(Extracted records)
----
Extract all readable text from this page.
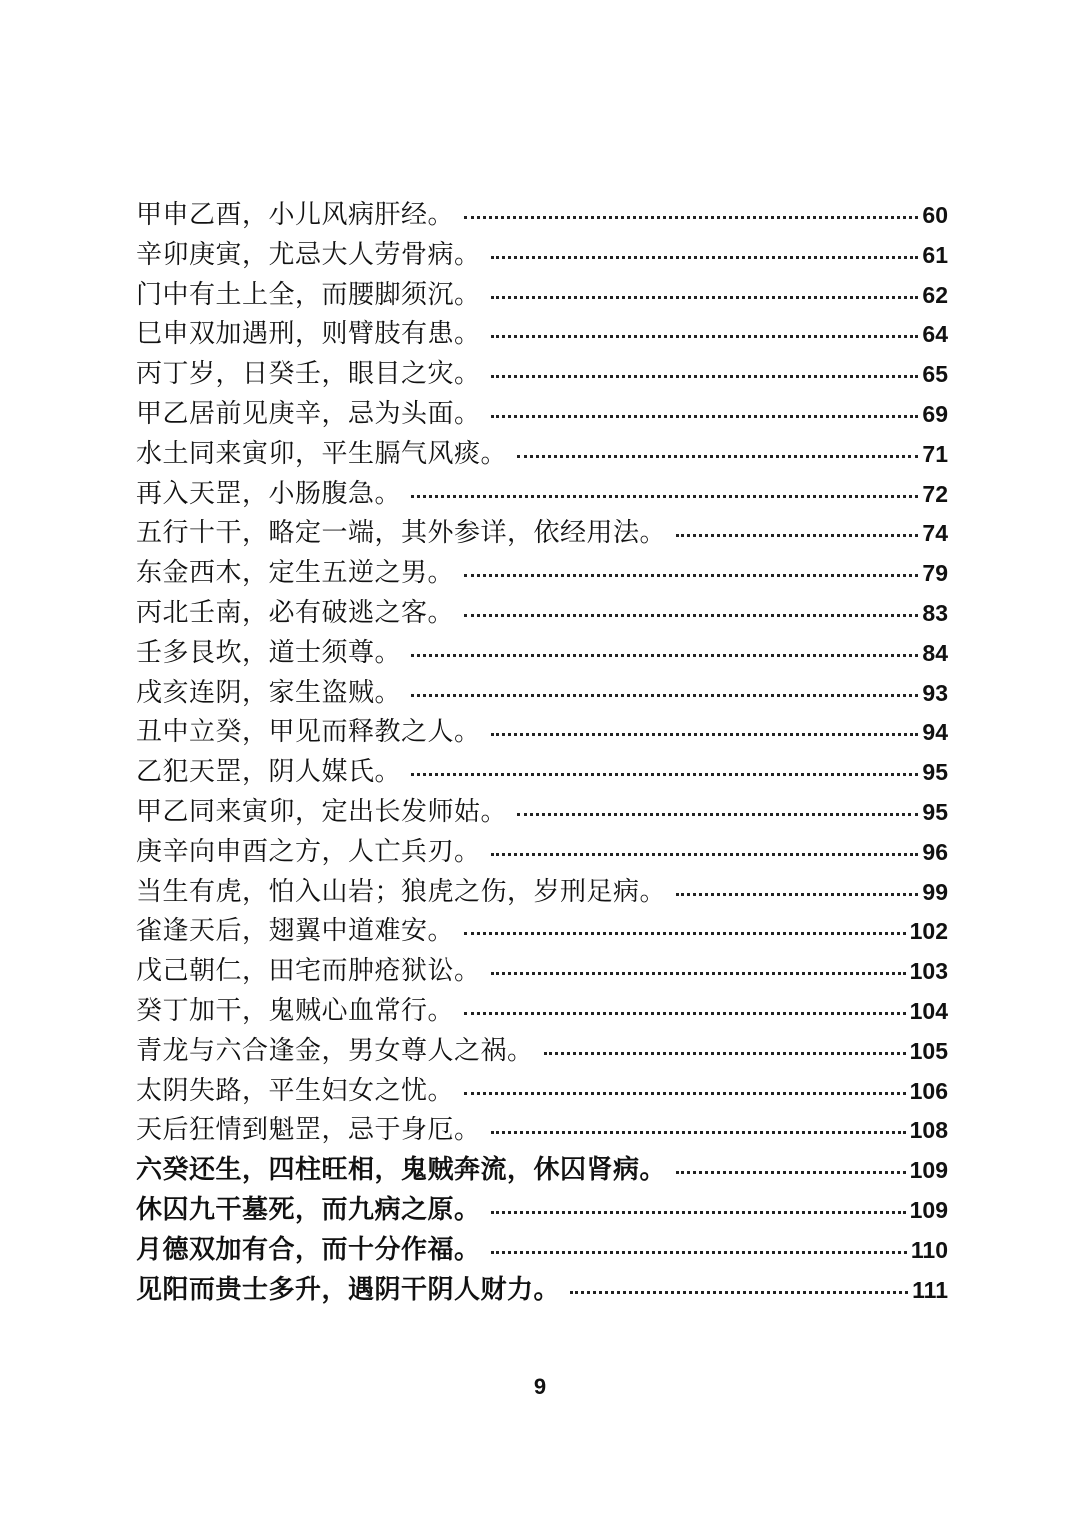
甲申乙酉，小儿风病肝经。	60
辛卯庚寅，尤忌大人劳骨病。	61
门中有土上全，而腰脚须沉。	62
巳申双加遇刑，则臂肢有患。	64
丙丁岁，日癸壬，眼目之灾。	65
甲乙居前见庚辛，忌为头面。	69
水土同来寅卯，平生膈气风痰。	71
再入天罡，小肠腹急。	72
五行十干，略定一端，其外参详，依经用法。	74
东金西木，定生五逆之男。	79
丙北壬南，必有破逃之客。	83
壬多艮坎，道士须尊。	84
戌亥连阴，家生盗贼。	93
丑中立癸，甲见而释教之人。	94
乙犯天罡，阴人媒氏。	95
甲乙同来寅卯，定出长发师姑。	95
庚辛向申酉之方，人亡兵刃。	96
当生有虎，怕入山岩；狼虎之伤，岁刑足病。	99
雀逢天后，翅翼中道难安。	102
戊己朝仁，田宅而肿疮狱讼。	103
癸丁加干，鬼贼心血常行。	104
青龙与六合逢金，男女尊人之祸。	105
太阴失路，平生妇女之忧。	106
天后狂情到魁罡，忌于身厄。	108
六癸还生，四柱旺相，鬼贼奔流，休囚肾病。	109
休囚九干墓死，而九病之原。	109
月德双加有合，而十分作福。	110
见阳而贵士多升，遇阴干阴人财力。	111
9
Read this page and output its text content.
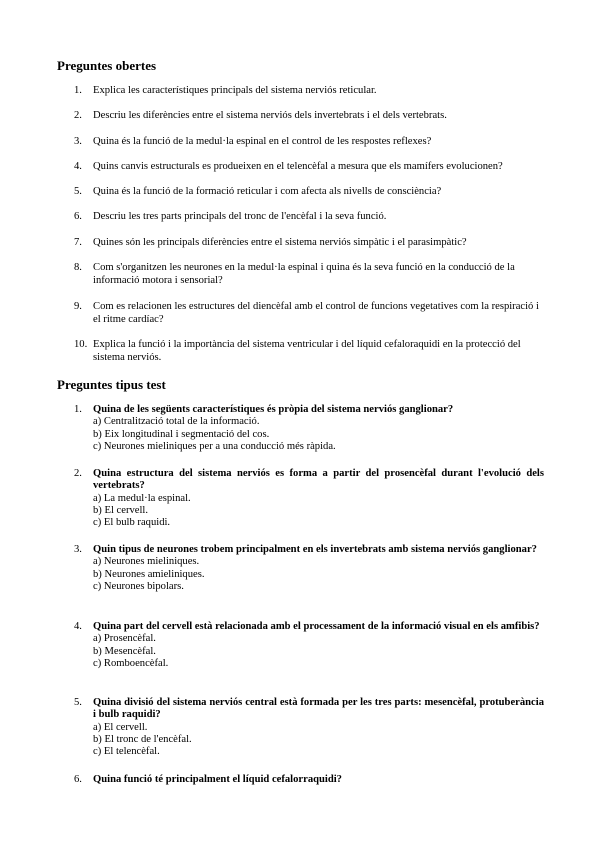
Preguntes obertes
1.	Explica les característiques principals del sistema nerviós reticular.
2.	Descriu les diferències entre el sistema nerviós dels invertebrats i el dels vertebrats.
3.	Quina és la funció de la medul·la espinal en el control de les respostes reflexes?
4.	Quins canvis estructurals es produeixen en el telencèfal a mesura que els mamífers evolucionen?
5.	Quina és la funció de la formació reticular i com afecta als nivells de consciència?
6.	Descriu les tres parts principals del tronc de l'encèfal i la seva funció.
7.	Quines són les principals diferències entre el sistema nerviós simpàtic i el parasimpàtic?
8.	Com s'organitzen les neurones en la medul·la espinal i quina és la seva funció en la conducció de la informació motora i sensorial?
9.	Com es relacionen les estructures del diencèfal amb el control de funcions vegetatives com la respiració i el ritme cardíac?
10. Explica la funció i la importància del sistema ventricular i del líquid cefaloraquidi en la protecció del sistema nerviós.
Preguntes tipus test
1.	Quina de les següents característiques és pròpia del sistema nerviós ganglionar?
a) Centralització total de la informació.
b) Eix longitudinal i segmentació del cos.
c) Neurones mieliniques per a una conducció més ràpida.
2.	Quina estructura del sistema nerviós es forma a partir del prosencèfal durant l'evolució dels vertebrats?
a) La medul·la espinal.
b) El cervell.
c) El bulb raquidi.
3.	Quin tipus de neurones trobem principalment en els invertebrats amb sistema nerviós ganglionar?
a) Neurones mieliniques.
b) Neurones amieliniques.
c) Neurones bipolars.
4.	Quina part del cervell està relacionada amb el processament de la informació visual en els amfibis?
a) Prosencèfal.
b) Mesencèfal.
c) Romboencèfal.
5.	Quina divisió del sistema nerviós central està formada per les tres parts: mesencèfal, protuberància i bulb raquidi?
a) El cervell.
b) El tronc de l'encèfal.
c) El telencèfal.
6.	Quina funció té principalment el líquid cefalorraquidi?
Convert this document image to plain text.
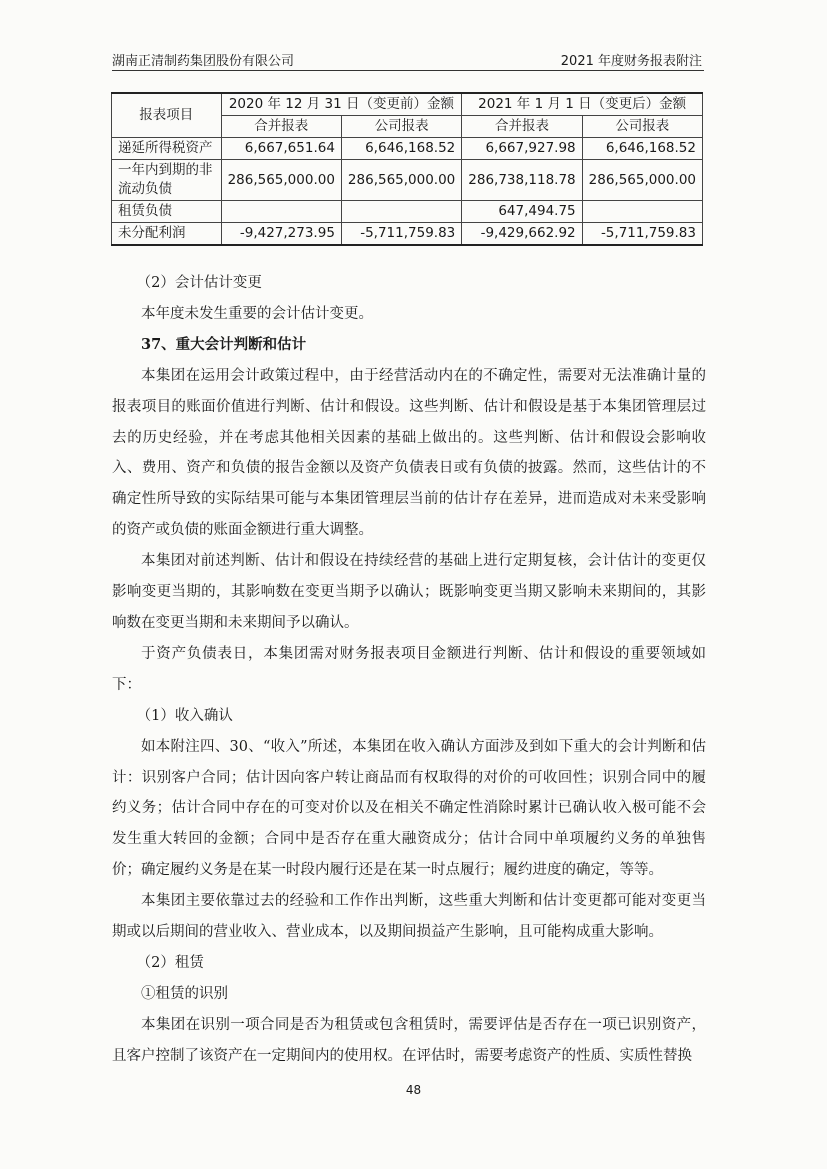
湖南正清制药集团股份有限公司	2021 年度财务报表附注
报表项目	2020 年 12 月 31 日（变更前）金额		2021 年 1 月 1 日（变更后）金额	
	合并报表	公司报表	合并报表	公司报表
递延所得税资产	6,667,651.64	6,646,168.52	6,667,927.98	6,646,168.52
一年内到期的非流动负债	286,565,000.00	286,565,000.00	286,738,118.78	286,565,000.00
租赁负债			647,494.75	
未分配利润	-9,427,273.95	-5,711,759.83	-9,429,662.92	-5,711,759.83

（2）会计估计变更

本年度未发生重要的会计估计变更。

37、重大会计判断和估计

本集团在运用会计政策过程中，由于经营活动内在的不确定性，需要对无法准确计量的报表项目的账面价值进行判断、估计和假设。这些判断、估计和假设是基于本集团管理层过去的历史经验，并在考虑其他相关因素的基础上做出的。这些判断、估计和假设会影响收入、费用、资产和负债的报告金额以及资产负债表日或有负债的披露。然而，这些估计的不确定性所导致的实际结果可能与本集团管理层当前的估计存在差异，进而造成对未来受影响的资产或负债的账面金额进行重大调整。

本集团对前述判断、估计和假设在持续经营的基础上进行定期复核，会计估计的变更仅影响变更当期的，其影响数在变更当期予以确认；既影响变更当期又影响未来期间的，其影响数在变更当期和未来期间予以确认。

于资产负债表日，本集团需对财务报表项目金额进行判断、估计和假设的重要领域如下：

（1）收入确认

如本附注四、30、“收入”所述，本集团在收入确认方面涉及到如下重大的会计判断和估计：识别客户合同；估计因向客户转让商品而有权取得的对价的可收回性；识别合同中的履约义务；估计合同中存在的可变对价以及在相关不确定性消除时累计已确认收入极可能不会发生重大转回的金额；合同中是否存在重大融资成分；估计合同中单项履约义务的单独售价；确定履约义务是在某一时段内履行还是在某一时点履行；履约进度的确定，等等。

本集团主要依靠过去的经验和工作作出判断，这些重大判断和估计变更都可能对变更当期或以后期间的营业收入、营业成本，以及期间损益产生影响，且可能构成重大影响。

（2）租赁

①租赁的识别

本集团在识别一项合同是否为租赁或包含租赁时，需要评估是否存在一项已识别资产，且客户控制了该资产在一定期间内的使用权。在评估时，需要考虑资产的性质、实质性替换

48
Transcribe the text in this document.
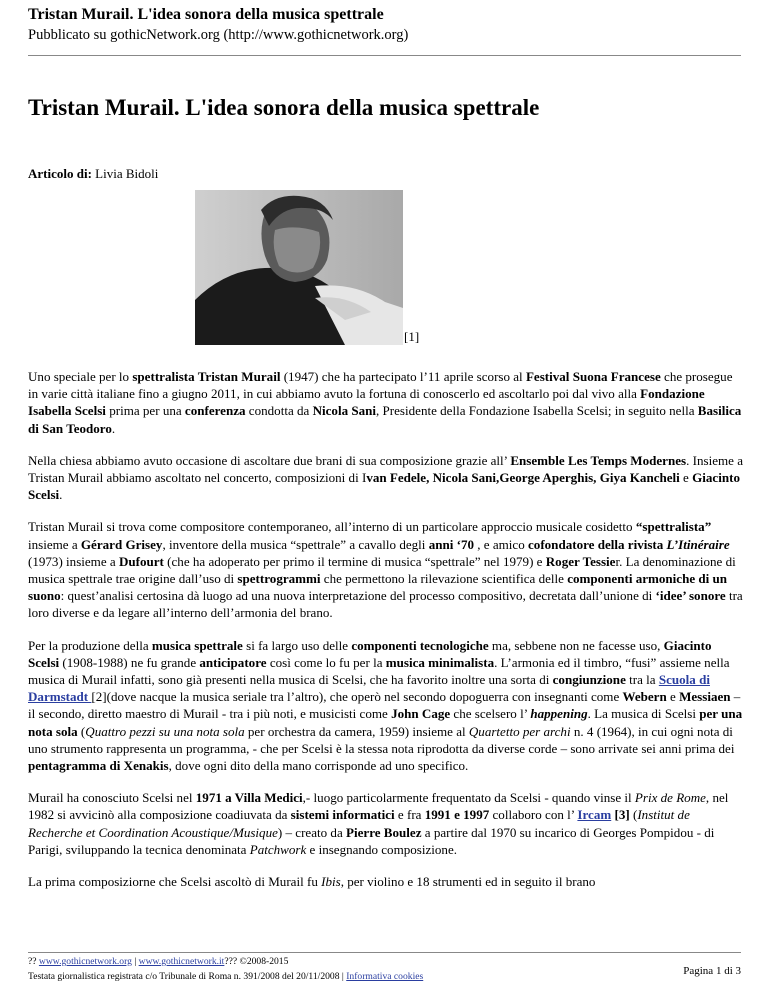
Tristan Murail. L'idea sonora della musica spettrale
Pubblicato su gothicNetwork.org (http://www.gothicnetwork.org)
Tristan Murail. L'idea sonora della musica spettrale
Articolo di: Livia Bidoli
[1]

Uno speciale per lo spettralista Tristan Murail (1947) che ha partecipato l’11 aprile scorso al Festival Suona Francese che prosegue in varie città italiane fino a giugno 2011, in cui abbiamo avuto la fortuna di conoscerlo ed ascoltarlo poi dal vivo alla Fondazione Isabella Scelsi prima per una conferenza condotta da Nicola Sani, Presidente della Fondazione Isabella Scelsi; in seguito nella Basilica di San Teodoro.

Nella chiesa abbiamo avuto occasione di ascoltare due brani di sua composizione grazie all’ Ensemble Les Temps Modernes. Insieme a Tristan Murail abbiamo ascoltato nel concerto, composizioni di Ivan Fedele, Nicola Sani,George Aperghis, Giya Kancheli e Giacinto Scelsi.

Tristan Murail si trova come compositore contemporaneo, all’interno di un particolare approccio musicale cosidetto “spettralista” insieme a Gérard Grisey, inventore della musica “spettrale” a cavallo degli anni ‘70 , e amico cofondatore della rivista L’Itinéraire (1973) insieme a Dufourt (che ha adoperato per primo il termine di musica “spettrale” nel 1979) e Roger Tessier. La denominazione di musica spettrale trae origine dall’uso di spettrogrammi che permettono la rilevazione scientifica delle componenti armoniche di un suono: quest’analisi certosina dà luogo ad una nuova interpretazione del processo compositivo, decretata dall’unione di ‘idee’ sonore tra loro diverse e da legare all’interno dell’armonia del brano.

Per la produzione della musica spettrale si fa largo uso delle componenti tecnologiche ma, sebbene non ne facesse uso, Giacinto Scelsi (1908-1988) ne fu grande anticipatore così come lo fu per la musica minimalista. L’armonia ed il timbro, “fusi” assieme nella musica di Murail infatti, sono già presenti nella musica di Scelsi, che ha favorito inoltre una sorta di congiunzione tra la Scuola di Darmstadt [2](dove nacque la musica seriale tra l’altro), che operò nel secondo dopoguerra con insegnanti come Webern e Messiaen – il secondo, diretto maestro di Murail - tra i più noti, e musicisti come John Cage che scelsero l’ happening. La musica di Scelsi per una nota sola (Quattro pezzi su una nota sola per orchestra da camera, 1959) insieme al Quartetto per archi n. 4 (1964), in cui ogni nota di uno strumento rappresenta un programma, - che per Scelsi è la stessa nota riprodotta da diverse corde – sono arrivate sei anni prima dei pentagramma di Xenakis, dove ogni dito della mano corrisponde ad uno specifico.

Murail ha conosciuto Scelsi nel 1971 a Villa Medici,- luogo particolarmente frequentato da Scelsi - quando vinse il Prix de Rome, nel 1982 si avvicinò alla composizione coadiuvata da sistemi informatici e fra 1991 e 1997 collaboro con l’ Ircam [3] (Institut de Recherche et Coordination Acoustique/Musique) – creato da Pierre Boulez a partire dal 1970 su incarico di Georges Pompidou - di Parigi, sviluppando la tecnica denominata Patchwork e insegnando composizione.

La prima composiziorne che Scelsi ascoltò di Murail fu Ibis, per violino e 18 strumenti ed in seguito il brano

?? www.gothicnetwork.org | www.gothicnetwork.it??? ©2008-2015
Testata giornalistica registrata c/o Tribunale di Roma n. 391/2008 del 20/11/2008 | Informativa cookies	Pagina 1 di 3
----
What is asked:
Of all the lines in the material above, how many contain the word "està"? Give only the count.

Complete output:
2